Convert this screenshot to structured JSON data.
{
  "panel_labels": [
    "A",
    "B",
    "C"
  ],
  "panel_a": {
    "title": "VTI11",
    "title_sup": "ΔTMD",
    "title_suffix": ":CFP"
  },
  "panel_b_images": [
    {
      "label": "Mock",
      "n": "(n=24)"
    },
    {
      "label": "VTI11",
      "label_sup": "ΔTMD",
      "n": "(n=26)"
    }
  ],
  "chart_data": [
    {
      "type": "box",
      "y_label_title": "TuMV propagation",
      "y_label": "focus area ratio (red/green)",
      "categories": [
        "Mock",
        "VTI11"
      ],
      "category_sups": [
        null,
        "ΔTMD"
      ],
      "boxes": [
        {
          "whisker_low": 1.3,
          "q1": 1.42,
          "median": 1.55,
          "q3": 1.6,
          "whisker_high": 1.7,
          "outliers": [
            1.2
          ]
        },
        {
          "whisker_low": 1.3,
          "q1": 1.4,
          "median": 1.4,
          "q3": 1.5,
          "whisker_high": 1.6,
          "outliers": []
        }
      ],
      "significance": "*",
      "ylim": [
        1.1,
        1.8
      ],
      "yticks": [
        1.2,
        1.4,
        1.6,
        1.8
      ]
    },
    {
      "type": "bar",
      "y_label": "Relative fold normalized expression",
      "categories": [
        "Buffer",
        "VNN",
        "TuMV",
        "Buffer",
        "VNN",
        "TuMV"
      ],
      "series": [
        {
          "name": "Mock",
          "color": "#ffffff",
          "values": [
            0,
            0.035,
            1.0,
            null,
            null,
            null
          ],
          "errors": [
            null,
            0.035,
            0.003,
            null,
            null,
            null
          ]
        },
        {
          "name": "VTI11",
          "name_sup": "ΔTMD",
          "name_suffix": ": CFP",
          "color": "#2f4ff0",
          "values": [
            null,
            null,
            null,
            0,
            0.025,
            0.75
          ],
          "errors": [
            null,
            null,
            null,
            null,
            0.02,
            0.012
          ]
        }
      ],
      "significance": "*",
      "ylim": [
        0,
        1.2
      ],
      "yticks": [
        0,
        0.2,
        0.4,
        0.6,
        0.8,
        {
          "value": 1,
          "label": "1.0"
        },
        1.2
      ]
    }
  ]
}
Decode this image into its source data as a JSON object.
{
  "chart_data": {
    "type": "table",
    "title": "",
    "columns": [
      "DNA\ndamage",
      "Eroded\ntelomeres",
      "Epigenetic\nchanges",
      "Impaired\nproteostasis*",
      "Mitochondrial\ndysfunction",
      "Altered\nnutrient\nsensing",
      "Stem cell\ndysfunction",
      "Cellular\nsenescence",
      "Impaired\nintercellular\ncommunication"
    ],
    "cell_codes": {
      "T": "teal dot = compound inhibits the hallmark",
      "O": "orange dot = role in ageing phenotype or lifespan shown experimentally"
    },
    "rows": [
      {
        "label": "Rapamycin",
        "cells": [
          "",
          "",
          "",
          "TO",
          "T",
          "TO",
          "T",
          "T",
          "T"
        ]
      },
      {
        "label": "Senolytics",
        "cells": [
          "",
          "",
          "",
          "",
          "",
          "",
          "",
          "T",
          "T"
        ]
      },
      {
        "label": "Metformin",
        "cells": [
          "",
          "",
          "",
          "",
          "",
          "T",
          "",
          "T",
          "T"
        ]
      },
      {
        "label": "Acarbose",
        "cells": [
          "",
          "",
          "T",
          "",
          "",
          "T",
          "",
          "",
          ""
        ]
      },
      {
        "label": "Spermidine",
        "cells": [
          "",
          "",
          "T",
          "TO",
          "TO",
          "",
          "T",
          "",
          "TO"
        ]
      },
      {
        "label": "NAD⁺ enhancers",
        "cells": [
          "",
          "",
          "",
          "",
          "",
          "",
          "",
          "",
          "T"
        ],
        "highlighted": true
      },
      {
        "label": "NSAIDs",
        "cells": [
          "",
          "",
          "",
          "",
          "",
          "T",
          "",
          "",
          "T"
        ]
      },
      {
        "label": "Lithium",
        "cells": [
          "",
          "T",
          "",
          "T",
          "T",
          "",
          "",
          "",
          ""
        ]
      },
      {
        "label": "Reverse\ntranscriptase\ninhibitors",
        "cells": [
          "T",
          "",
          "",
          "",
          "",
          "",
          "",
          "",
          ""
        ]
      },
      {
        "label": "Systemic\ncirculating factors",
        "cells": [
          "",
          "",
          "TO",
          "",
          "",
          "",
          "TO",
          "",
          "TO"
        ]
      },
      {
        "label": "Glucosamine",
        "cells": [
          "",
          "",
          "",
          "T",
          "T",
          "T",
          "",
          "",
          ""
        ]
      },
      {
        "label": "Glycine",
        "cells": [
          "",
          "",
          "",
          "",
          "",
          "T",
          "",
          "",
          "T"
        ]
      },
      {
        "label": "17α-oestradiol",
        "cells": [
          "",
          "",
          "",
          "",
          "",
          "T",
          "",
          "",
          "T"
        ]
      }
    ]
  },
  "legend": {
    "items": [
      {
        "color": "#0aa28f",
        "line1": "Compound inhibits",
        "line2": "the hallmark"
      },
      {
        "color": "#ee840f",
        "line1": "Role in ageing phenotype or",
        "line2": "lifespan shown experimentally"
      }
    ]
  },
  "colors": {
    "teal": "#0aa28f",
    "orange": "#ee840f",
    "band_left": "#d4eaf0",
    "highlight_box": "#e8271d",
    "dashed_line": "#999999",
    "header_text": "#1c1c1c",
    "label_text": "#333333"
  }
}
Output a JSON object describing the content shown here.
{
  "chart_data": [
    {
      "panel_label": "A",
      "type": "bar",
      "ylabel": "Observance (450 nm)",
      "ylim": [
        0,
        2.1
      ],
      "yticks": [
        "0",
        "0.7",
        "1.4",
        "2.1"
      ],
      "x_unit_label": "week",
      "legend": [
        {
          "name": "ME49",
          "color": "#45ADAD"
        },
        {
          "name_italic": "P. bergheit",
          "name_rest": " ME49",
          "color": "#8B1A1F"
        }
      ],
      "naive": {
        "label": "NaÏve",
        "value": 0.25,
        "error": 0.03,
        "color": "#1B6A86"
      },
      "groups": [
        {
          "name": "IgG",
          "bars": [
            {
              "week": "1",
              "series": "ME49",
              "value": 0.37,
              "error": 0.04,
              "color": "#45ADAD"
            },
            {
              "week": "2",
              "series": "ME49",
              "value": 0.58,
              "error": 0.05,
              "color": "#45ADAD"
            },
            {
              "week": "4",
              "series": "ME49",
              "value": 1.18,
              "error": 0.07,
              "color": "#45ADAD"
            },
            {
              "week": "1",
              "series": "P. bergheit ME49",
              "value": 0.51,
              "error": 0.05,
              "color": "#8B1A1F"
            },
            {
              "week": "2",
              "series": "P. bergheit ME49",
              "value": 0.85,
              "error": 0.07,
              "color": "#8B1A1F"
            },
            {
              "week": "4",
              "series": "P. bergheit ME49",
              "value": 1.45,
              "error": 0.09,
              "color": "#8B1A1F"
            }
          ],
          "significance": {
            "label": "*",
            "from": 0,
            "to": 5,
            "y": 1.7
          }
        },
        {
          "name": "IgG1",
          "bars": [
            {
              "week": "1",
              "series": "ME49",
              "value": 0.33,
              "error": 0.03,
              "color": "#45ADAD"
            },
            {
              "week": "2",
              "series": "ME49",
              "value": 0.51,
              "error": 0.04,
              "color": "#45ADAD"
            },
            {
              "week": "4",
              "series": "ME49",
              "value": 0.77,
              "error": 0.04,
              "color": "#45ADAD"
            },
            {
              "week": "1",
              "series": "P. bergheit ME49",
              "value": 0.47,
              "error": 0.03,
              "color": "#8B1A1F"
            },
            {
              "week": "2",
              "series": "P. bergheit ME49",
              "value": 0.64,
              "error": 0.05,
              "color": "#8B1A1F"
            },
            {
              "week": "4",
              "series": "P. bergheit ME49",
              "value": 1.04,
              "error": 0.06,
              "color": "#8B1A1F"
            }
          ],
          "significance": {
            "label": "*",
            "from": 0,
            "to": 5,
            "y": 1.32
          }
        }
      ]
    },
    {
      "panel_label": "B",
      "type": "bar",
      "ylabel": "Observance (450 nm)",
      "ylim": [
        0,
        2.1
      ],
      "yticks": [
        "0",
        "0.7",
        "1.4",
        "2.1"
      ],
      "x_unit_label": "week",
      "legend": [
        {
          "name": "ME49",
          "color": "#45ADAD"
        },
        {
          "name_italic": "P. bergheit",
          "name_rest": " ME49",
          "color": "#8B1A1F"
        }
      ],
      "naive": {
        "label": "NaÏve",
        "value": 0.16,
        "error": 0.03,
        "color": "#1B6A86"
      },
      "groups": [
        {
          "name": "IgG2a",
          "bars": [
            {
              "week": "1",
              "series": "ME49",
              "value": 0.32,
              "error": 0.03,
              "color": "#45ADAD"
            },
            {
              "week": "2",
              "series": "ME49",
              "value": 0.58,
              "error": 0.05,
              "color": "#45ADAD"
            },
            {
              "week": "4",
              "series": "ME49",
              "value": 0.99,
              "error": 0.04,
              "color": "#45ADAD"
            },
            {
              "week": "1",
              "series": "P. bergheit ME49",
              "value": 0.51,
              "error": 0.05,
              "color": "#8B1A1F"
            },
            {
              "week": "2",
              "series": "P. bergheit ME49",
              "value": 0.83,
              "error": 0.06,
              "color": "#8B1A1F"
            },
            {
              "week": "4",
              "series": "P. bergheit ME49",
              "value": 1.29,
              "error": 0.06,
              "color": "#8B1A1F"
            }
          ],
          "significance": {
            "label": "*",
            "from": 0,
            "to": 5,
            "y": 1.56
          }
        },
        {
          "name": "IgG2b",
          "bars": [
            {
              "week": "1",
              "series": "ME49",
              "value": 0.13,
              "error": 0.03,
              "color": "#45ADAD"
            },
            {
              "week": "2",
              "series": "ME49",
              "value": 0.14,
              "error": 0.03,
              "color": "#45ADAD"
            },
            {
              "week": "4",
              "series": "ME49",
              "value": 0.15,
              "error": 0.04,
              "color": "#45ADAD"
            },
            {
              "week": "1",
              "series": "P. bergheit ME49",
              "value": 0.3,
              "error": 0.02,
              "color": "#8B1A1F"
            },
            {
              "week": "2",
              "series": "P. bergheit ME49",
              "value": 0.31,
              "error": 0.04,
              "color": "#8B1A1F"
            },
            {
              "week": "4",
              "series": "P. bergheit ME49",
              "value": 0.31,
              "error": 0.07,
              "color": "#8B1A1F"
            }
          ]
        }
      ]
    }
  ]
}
#####
- YOUR OBJECTIVE
Reply with the number of lines in the preceding entries that contain "inhibits", and no other words.

- SOLUTION FOR THIS PROBLEM
2